◆ WORK TO DO ◆
Copy out each line exactly as it appears.

[Records from a collection]

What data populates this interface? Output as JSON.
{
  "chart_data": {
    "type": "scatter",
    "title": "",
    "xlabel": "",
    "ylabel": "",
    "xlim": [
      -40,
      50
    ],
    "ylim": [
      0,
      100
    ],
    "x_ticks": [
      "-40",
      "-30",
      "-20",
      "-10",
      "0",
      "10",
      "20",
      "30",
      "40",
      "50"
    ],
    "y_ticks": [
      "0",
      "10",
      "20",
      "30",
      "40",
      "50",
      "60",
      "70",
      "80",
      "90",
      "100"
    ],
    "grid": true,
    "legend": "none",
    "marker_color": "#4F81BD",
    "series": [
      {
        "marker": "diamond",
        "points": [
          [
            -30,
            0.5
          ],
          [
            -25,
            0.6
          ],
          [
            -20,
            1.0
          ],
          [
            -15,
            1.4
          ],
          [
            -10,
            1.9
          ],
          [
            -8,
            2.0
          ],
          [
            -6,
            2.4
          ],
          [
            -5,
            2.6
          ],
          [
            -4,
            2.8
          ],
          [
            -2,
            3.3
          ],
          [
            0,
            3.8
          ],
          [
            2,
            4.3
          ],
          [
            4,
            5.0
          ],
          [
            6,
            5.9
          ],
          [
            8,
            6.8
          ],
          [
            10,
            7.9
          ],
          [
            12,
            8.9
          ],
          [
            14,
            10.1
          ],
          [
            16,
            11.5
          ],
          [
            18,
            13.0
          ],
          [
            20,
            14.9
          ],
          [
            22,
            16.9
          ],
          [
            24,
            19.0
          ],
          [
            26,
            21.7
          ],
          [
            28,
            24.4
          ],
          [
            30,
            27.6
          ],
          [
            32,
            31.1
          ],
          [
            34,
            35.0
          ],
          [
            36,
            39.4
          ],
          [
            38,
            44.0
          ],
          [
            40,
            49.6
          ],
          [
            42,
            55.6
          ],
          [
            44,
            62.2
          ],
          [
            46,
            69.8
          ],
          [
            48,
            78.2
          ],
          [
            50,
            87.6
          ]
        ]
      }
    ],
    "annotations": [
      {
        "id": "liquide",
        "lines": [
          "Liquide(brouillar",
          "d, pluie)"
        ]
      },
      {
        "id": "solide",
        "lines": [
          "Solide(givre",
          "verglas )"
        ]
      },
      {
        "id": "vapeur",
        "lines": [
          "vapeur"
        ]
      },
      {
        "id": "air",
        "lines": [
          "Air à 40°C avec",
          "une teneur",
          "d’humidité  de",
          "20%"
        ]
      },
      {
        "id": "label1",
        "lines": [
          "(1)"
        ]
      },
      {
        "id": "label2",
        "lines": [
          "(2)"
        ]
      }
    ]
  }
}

◆ RIGHT ANSWER ◆
What data populates this interface? Output as JSON.
{
  "chart_data": {
    "type": "scatter",
    "title": "",
    "xlabel": "",
    "ylabel": "",
    "xlim": [
      -40,
      50
    ],
    "ylim": [
      0,
      100
    ],
    "x_ticks": [
      "-40",
      "-30",
      "-20",
      "-10",
      "0",
      "10",
      "20",
      "30",
      "40",
      "50"
    ],
    "y_ticks": [
      "0",
      "10",
      "20",
      "30",
      "40",
      "50",
      "60",
      "70",
      "80",
      "90",
      "100"
    ],
    "grid": true,
    "legend": "none",
    "marker_color": "#4F81BD",
    "series": [
      {
        "marker": "diamond",
        "points": [
          [
            -30,
            0.5
          ],
          [
            -25,
            0.6
          ],
          [
            -20,
            1.0
          ],
          [
            -15,
            1.4
          ],
          [
            -10,
            1.9
          ],
          [
            -8,
            2.0
          ],
          [
            -6,
            2.4
          ],
          [
            -5,
            2.6
          ],
          [
            -4,
            2.8
          ],
          [
            -2,
            3.3
          ],
          [
            0,
            3.8
          ],
          [
            2,
            4.3
          ],
          [
            4,
            5.0
          ],
          [
            6,
            5.9
          ],
          [
            8,
            6.8
          ],
          [
            10,
            7.9
          ],
          [
            12,
            8.9
          ],
          [
            14,
            10.1
          ],
          [
            16,
            11.5
          ],
          [
            18,
            13.0
          ],
          [
            20,
            14.9
          ],
          [
            22,
            16.9
          ],
          [
            24,
            19.0
          ],
          [
            26,
            21.7
          ],
          [
            28,
            24.4
          ],
          [
            30,
            27.6
          ],
          [
            32,
            31.1
          ],
          [
            34,
            35.0
          ],
          [
            36,
            39.4
          ],
          [
            38,
            44.0
          ],
          [
            40,
            49.6
          ],
          [
            42,
            55.6
          ],
          [
            44,
            62.2
          ],
          [
            46,
            69.8
          ],
          [
            48,
            78.2
          ],
          [
            50,
            87.6
          ]
        ]
      }
    ],
    "annotations": [
      {
        "id": "liquide",
        "lines": [
          "Liquide(brouillar",
          "d, pluie)"
        ]
      },
      {
        "id": "solide",
        "lines": [
          "Solide(givre",
          "verglas )"
        ]
      },
      {
        "id": "vapeur",
        "lines": [
          "vapeur"
        ]
      },
      {
        "id": "air",
        "lines": [
          "Air à 40°C avec",
          "une teneur",
          "d’humidité  de",
          "20%"
        ]
      },
      {
        "id": "label1",
        "lines": [
          "(1)"
        ]
      },
      {
        "id": "label2",
        "lines": [
          "(2)"
        ]
      }
    ]
  }
}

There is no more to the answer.